> **Set exercise**:
Copy each line of the entries beneath that contains the word "список".

-- -- --

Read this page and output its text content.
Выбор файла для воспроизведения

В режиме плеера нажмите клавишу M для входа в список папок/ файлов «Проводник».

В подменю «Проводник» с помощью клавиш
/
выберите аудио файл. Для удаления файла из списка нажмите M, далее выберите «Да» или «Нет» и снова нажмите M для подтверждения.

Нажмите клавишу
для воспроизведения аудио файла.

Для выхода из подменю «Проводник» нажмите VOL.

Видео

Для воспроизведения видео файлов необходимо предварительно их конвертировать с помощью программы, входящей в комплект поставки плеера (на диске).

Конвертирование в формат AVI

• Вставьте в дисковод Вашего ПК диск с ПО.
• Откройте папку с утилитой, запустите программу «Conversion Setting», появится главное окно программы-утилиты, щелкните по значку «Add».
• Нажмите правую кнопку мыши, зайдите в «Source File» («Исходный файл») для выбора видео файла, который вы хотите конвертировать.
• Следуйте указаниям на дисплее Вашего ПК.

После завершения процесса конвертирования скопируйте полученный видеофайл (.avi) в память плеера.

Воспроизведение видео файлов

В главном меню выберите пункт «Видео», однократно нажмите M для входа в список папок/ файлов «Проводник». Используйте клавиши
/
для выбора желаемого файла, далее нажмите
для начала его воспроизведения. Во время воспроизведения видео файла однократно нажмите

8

-- -- --

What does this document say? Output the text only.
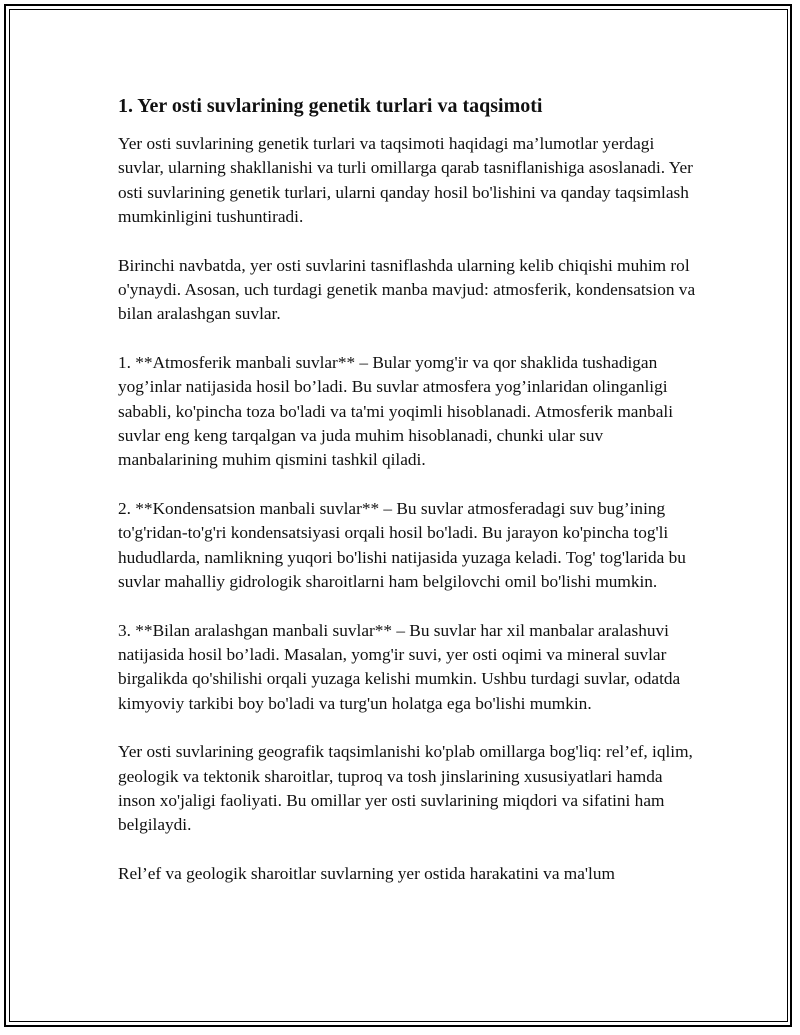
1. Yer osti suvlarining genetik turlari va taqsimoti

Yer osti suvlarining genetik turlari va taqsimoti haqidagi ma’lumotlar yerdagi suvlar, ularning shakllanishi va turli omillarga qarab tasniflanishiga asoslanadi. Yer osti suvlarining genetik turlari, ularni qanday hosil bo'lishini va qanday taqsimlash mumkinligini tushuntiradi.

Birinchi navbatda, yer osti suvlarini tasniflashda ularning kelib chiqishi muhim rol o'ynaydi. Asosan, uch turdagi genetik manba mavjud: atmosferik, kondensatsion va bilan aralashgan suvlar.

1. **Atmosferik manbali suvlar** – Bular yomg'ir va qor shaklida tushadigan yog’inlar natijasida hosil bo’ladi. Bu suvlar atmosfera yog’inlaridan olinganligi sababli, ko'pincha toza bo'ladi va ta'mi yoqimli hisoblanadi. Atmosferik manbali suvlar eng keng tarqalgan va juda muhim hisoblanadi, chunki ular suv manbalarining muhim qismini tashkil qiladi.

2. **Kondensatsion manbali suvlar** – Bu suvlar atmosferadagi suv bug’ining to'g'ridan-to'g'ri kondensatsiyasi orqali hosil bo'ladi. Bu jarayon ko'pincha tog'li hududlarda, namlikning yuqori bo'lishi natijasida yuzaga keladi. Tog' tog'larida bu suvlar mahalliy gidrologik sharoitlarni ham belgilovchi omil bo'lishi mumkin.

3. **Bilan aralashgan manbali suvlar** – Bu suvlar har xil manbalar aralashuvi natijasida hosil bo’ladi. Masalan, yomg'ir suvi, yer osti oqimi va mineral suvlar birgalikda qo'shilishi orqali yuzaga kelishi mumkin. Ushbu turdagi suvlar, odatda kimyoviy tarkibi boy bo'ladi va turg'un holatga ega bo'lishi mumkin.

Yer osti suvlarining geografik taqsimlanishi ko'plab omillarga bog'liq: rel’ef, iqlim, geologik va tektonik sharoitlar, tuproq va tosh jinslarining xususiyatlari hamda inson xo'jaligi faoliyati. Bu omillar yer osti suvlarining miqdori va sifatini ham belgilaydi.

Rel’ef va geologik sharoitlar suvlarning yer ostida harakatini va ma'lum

-- -- --

> **Solution to this exercise**:
В режиме плеера нажмите клавишу M для входа в список папок/ файлов «Проводник».
В главном меню выберите пункт «Видео», однократно нажмите M для входа в список папок/ файлов «Проводник». Используйте клавиши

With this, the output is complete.